— start Supplied records —
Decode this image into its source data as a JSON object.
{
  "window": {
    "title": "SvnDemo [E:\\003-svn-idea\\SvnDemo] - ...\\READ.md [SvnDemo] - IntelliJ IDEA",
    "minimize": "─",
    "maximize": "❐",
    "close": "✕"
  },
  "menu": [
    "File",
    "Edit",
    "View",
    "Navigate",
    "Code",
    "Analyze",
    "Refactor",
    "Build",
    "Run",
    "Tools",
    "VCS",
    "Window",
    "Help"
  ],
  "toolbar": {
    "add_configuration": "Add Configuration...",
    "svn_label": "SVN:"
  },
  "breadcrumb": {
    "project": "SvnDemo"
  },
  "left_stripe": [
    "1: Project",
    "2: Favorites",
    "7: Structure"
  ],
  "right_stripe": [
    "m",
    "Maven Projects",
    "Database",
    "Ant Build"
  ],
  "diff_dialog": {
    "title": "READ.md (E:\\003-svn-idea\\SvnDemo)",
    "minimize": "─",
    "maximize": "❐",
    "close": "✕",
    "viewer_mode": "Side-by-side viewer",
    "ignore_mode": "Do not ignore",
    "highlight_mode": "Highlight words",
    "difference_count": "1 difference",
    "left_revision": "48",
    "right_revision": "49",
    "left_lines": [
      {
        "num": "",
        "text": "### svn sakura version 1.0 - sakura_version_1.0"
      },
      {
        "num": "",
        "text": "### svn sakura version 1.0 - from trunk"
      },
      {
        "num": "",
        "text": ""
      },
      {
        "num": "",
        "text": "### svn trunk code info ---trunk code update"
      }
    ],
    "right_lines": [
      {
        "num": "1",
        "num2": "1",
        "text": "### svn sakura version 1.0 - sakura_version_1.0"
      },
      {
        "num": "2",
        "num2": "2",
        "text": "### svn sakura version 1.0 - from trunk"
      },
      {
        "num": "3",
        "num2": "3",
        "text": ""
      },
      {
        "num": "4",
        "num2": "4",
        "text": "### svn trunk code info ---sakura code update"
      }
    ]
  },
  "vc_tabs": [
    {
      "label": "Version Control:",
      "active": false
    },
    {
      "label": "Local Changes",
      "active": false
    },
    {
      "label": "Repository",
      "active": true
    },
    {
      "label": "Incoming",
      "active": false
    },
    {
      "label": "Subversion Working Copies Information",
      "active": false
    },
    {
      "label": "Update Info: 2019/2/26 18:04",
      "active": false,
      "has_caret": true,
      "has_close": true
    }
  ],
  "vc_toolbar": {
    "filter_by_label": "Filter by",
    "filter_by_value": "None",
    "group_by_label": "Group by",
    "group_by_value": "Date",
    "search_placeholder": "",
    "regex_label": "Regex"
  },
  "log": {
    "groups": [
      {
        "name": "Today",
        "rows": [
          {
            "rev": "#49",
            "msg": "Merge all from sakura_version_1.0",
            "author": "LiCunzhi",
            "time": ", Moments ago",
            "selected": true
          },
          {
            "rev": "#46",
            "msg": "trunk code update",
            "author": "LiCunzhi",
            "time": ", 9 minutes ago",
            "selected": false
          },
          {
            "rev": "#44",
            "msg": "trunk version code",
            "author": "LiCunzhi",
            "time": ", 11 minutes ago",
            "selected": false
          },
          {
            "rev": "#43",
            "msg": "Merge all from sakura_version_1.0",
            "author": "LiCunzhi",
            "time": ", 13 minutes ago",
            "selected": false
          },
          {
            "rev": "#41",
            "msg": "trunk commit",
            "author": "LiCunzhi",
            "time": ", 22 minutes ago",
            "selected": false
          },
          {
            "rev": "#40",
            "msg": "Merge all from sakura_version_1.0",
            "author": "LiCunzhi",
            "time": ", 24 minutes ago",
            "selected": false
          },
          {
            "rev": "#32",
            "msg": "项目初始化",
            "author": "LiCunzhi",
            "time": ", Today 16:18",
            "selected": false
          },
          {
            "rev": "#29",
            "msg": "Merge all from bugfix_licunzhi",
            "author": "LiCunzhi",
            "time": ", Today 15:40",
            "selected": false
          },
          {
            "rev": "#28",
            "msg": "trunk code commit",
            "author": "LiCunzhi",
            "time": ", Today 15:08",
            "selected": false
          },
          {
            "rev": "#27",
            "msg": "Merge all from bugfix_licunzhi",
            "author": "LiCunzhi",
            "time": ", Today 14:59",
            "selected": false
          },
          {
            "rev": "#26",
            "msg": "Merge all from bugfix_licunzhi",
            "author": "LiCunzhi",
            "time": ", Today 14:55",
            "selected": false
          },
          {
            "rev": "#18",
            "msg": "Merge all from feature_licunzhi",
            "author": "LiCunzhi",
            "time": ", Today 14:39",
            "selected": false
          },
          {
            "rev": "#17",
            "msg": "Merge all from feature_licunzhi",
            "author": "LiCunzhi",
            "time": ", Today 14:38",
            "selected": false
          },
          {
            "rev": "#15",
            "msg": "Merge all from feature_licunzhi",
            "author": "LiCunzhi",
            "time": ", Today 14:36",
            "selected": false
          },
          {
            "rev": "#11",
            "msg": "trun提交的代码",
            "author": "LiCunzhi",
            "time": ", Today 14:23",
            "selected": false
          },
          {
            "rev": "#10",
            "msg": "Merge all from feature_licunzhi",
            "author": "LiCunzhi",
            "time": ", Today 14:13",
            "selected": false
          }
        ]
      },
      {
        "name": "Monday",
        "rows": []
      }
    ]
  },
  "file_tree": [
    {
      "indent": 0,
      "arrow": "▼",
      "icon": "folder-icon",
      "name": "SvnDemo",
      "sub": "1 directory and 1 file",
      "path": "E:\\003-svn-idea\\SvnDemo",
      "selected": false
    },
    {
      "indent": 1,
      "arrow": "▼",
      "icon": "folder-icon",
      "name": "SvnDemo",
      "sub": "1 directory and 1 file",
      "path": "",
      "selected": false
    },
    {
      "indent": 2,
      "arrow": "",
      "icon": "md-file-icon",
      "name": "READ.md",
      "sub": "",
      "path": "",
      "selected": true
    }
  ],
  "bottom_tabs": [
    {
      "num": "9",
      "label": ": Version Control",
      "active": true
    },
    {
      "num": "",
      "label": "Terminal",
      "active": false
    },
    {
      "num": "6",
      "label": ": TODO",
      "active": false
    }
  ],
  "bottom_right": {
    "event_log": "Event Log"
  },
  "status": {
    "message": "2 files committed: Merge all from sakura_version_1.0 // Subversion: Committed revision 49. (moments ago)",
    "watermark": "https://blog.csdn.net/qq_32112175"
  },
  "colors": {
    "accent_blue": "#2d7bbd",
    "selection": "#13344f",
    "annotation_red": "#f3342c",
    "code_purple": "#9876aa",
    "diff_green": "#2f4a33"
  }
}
— end Supplied records —
— start Supplied records —
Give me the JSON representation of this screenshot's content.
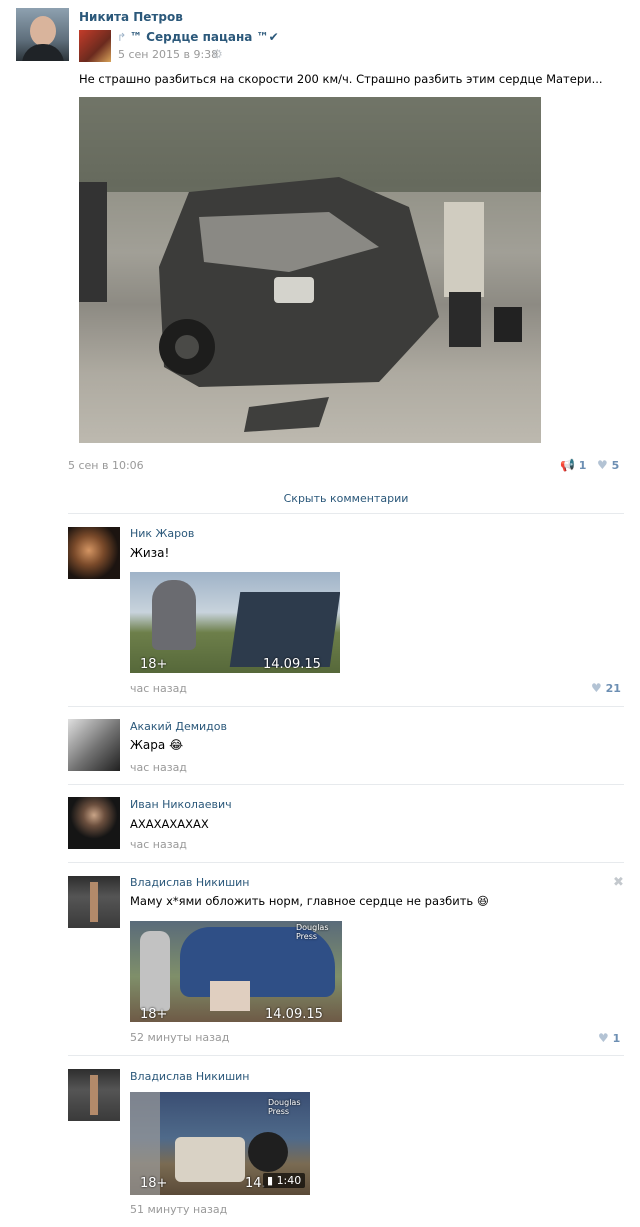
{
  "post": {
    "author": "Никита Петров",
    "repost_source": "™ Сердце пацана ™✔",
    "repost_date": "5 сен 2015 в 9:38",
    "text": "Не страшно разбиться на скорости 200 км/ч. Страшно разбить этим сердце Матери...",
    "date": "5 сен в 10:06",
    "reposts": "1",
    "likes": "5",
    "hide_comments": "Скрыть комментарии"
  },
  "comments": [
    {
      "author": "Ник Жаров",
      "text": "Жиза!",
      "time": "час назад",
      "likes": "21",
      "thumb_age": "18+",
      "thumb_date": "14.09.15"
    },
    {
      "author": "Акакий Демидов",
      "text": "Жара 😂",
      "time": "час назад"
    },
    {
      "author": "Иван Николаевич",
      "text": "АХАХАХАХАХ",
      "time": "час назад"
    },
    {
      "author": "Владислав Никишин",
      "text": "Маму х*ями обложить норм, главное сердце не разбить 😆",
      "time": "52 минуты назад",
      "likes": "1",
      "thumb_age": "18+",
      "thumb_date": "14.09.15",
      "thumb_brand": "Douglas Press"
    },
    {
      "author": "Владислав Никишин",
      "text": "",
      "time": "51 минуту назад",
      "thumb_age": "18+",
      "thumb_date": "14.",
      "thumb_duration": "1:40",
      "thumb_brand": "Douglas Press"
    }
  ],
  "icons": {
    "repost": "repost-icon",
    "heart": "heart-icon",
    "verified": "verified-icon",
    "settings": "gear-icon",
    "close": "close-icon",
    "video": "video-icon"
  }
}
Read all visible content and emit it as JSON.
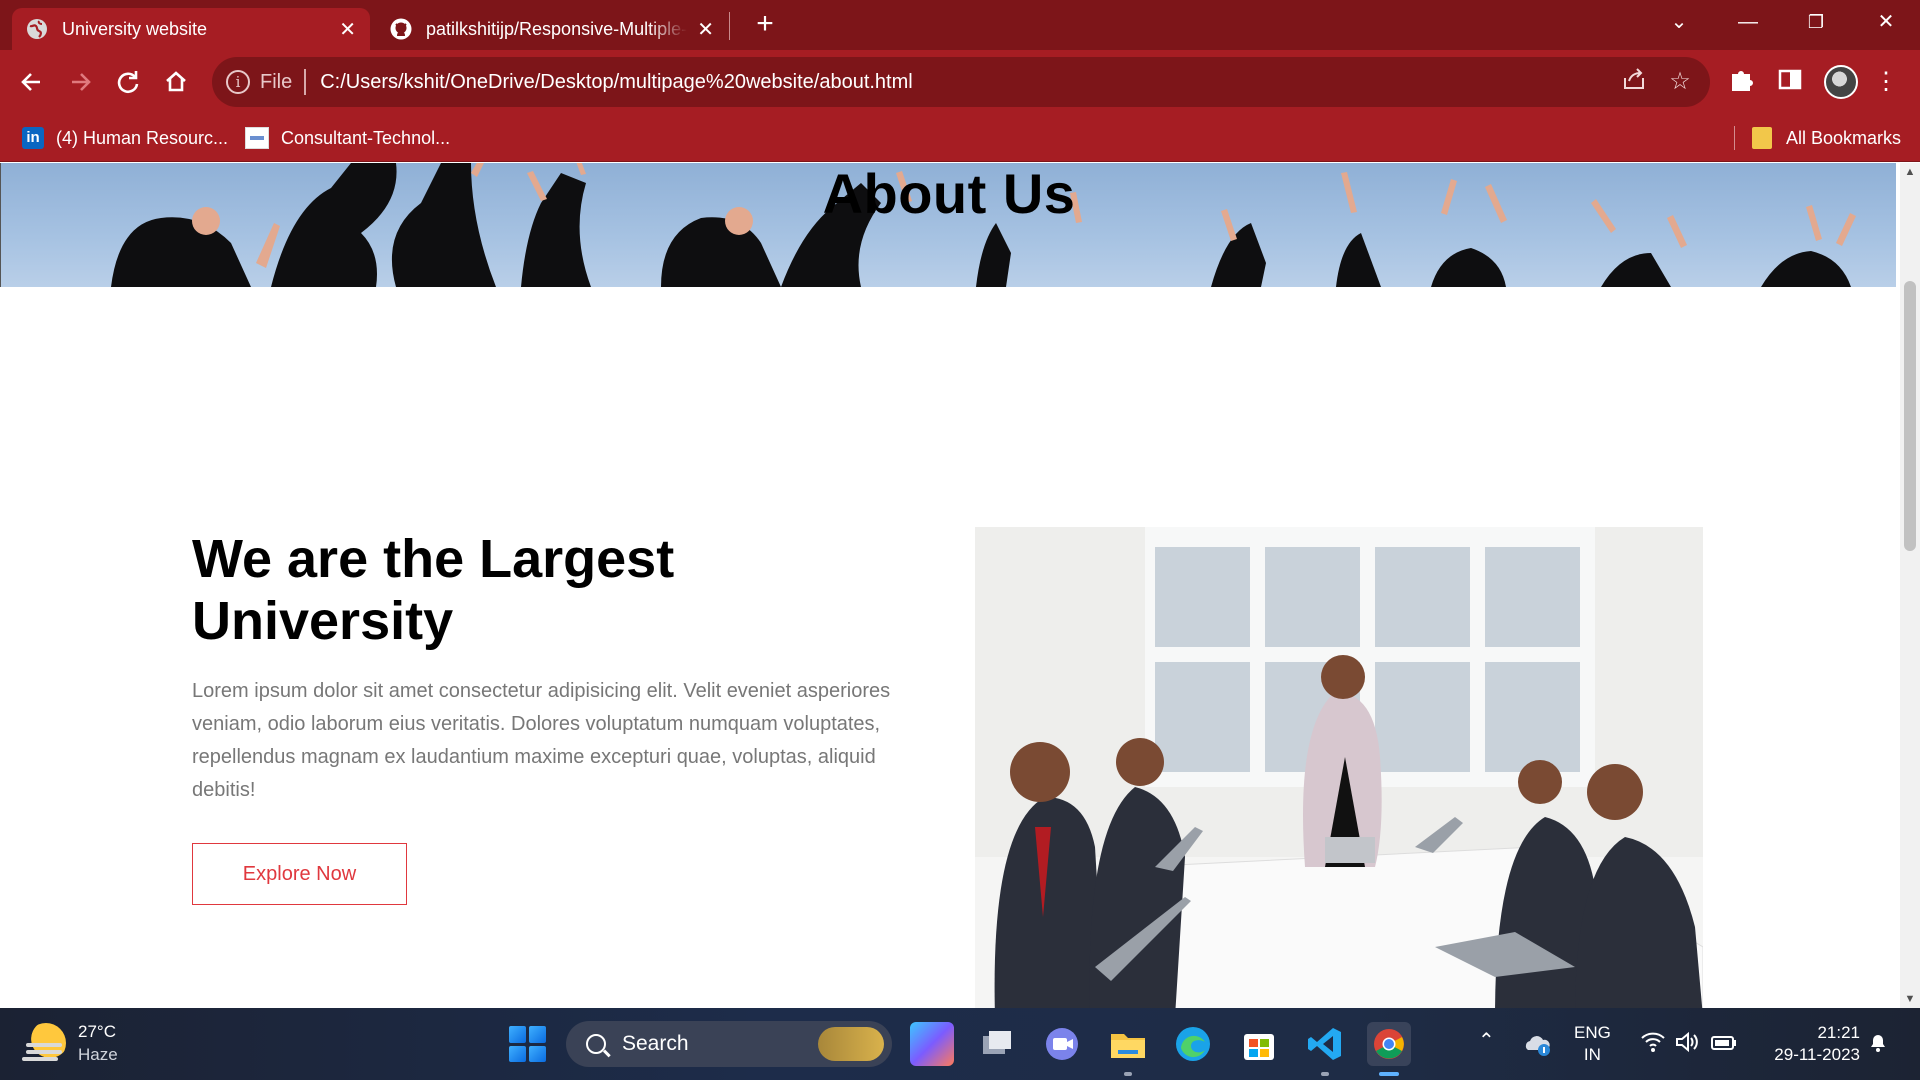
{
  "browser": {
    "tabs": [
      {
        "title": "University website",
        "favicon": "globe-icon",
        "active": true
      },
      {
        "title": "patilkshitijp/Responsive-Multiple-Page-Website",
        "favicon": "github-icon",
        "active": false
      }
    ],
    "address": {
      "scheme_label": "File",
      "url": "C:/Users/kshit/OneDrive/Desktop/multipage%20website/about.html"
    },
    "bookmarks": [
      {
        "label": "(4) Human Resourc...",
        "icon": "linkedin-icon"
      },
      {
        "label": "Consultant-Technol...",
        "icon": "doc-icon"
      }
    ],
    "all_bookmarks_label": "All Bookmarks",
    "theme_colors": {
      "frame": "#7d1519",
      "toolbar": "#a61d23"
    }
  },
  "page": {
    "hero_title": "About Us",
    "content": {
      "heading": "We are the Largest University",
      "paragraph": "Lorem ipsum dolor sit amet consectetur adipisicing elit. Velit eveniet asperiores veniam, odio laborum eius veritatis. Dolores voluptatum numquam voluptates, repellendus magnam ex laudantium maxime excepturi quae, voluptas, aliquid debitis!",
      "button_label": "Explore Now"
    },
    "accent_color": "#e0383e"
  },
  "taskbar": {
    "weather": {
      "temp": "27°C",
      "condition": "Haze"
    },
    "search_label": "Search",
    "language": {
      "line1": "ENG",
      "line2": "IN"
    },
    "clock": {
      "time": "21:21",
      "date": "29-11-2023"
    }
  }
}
— end Supplied records —
_Task directions_
Tally the lines above that contain the word "name", and reply with only the number.

_Exercise output_
5